Instruction: Print the entire listing. Each line must match the original exactly.

Data items:
* * * *

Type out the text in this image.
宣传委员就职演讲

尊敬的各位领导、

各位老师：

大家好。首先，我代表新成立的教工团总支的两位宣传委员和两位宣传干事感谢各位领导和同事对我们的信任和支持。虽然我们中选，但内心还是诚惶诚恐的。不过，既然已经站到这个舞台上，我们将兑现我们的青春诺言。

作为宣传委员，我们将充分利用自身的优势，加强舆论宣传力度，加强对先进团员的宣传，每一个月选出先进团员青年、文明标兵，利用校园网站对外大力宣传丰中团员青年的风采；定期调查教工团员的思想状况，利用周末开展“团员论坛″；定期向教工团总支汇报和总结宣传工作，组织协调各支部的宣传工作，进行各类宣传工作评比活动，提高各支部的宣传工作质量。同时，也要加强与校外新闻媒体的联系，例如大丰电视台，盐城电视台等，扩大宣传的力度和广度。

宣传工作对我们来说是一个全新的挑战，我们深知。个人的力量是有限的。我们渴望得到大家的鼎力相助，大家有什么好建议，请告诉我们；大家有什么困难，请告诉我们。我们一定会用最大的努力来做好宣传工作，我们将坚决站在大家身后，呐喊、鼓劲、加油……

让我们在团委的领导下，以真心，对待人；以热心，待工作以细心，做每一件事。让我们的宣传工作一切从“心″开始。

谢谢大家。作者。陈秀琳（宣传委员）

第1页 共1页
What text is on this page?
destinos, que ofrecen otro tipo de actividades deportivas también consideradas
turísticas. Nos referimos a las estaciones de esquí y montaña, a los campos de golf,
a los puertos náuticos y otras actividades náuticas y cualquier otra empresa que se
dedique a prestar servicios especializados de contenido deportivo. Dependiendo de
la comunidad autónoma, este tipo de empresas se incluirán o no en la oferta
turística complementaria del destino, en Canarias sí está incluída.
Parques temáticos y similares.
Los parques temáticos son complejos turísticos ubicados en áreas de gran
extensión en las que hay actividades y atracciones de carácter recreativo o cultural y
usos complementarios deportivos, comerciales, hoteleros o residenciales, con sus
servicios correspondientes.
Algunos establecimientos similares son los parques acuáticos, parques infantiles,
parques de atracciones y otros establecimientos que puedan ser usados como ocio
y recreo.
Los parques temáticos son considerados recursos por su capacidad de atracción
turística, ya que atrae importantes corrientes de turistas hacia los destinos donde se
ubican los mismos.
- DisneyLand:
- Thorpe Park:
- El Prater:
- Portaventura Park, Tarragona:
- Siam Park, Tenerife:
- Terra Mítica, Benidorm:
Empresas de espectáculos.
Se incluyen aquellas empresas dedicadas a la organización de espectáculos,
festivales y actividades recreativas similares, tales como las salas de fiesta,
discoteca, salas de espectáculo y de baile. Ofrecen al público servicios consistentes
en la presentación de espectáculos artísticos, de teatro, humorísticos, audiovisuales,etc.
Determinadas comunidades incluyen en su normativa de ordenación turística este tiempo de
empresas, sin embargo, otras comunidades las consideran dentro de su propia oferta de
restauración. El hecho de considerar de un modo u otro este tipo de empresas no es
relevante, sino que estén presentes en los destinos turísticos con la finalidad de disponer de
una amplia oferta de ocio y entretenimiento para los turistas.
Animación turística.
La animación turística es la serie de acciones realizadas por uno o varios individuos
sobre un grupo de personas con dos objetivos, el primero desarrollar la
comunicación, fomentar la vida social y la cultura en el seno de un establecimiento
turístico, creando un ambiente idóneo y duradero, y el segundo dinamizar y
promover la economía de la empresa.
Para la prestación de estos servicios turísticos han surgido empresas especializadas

* * * *

Exercise solution:
Type out the text in this image.
宣传委员就职演讲

尊敬的各位领导、

各位老师：

大家好。首先，我代表新成立的教工团总支的两位宣传委员和两位宣传干事感谢各位领导和同事对我们的信任和支持。虽然我们中选，但内心还是诚惶诚恐的。不过，既然已经站到这个舞台上，我们将兑现我们的青春诺言。

作为宣传委员，我们将充分利用自身的优势，加强舆论宣传力度，加强对先进团员的宣传，每一个月选出先进团员青年、文明标兵，利用校园网站对外大力宣传丰中团员青年的风采；定期调查教工团员的思想状况，利用周末开展“团员论坛″；定期向教工团总支汇报和总结宣传工作，组织协调各支部的宣传工作，进行各类宣传工作评比活动，提高各支部的宣传工作质量。同时，也要加强与校外新闻媒体的联系，例如大丰电视台，盐城电视台等，扩大宣传的力度和广度。

宣传工作对我们来说是一个全新的挑战，我们深知。个人的力量是有限的。我们渴望得到大家的鼎力相助，大家有什么好建议，请告诉我们；大家有什么困难，请告诉我们。我们一定会用最大的努力来做好宣传工作，我们将坚决站在大家身后，呐喊、鼓劲、加油……

让我们在团委的领导下，以真心，对待人；以热心，待工作以细心，做每一件事。让我们的宣传工作一切从“心″开始。

谢谢大家。作者。陈秀琳（宣传委员）

第1页 共1页
What text is on this page?
destinos, que ofrecen otro tipo de actividades deportivas también consideradas
turísticas. Nos referimos a las estaciones de esquí y montaña, a los campos de golf,
a los puertos náuticos y otras actividades náuticas y cualquier otra empresa que se
dedique a prestar servicios especializados de contenido deportivo. Dependiendo de
la comunidad autónoma, este tipo de empresas se incluirán o no en la oferta
turística complementaria del destino, en Canarias sí está incluída.
Parques temáticos y similares.
Los parques temáticos son complejos turísticos ubicados en áreas de gran
extensión en las que hay actividades y atracciones de carácter recreativo o cultural y
usos complementarios deportivos, comerciales, hoteleros o residenciales, con sus
servicios correspondientes.
Algunos establecimientos similares son los parques acuáticos, parques infantiles,
parques de atracciones y otros establecimientos que puedan ser usados como ocio
y recreo.
Los parques temáticos son considerados recursos por su capacidad de atracción
turística, ya que atrae importantes corrientes de turistas hacia los destinos donde se
ubican los mismos.
- DisneyLand:
- Thorpe Park:
- El Prater:
- Portaventura Park, Tarragona:
- Siam Park, Tenerife:
- Terra Mítica, Benidorm:
Empresas de espectáculos.
Se incluyen aquellas empresas dedicadas a la organización de espectáculos,
festivales y actividades recreativas similares, tales como las salas de fiesta,
discoteca, salas de espectáculo y de baile. Ofrecen al público servicios consistentes
en la presentación de espectáculos artísticos, de teatro, humorísticos, audiovisuales,etc.
Determinadas comunidades incluyen en su normativa de ordenación turística este tiempo de
empresas, sin embargo, otras comunidades las consideran dentro de su propia oferta de
restauración. El hecho de considerar de un modo u otro este tipo de empresas no es
relevante, sino que estén presentes en los destinos turísticos con la finalidad de disponer de
una amplia oferta de ocio y entretenimiento para los turistas.
Animación turística.
La animación turística es la serie de acciones realizadas por uno o varios individuos
sobre un grupo de personas con dos objetivos, el primero desarrollar la
comunicación, fomentar la vida social y la cultura en el seno de un establecimiento
turístico, creando un ambiente idóneo y duradero, y el segundo dinamizar y
promover la economía de la empresa.
Para la prestación de estos servicios turísticos han surgido empresas especializadas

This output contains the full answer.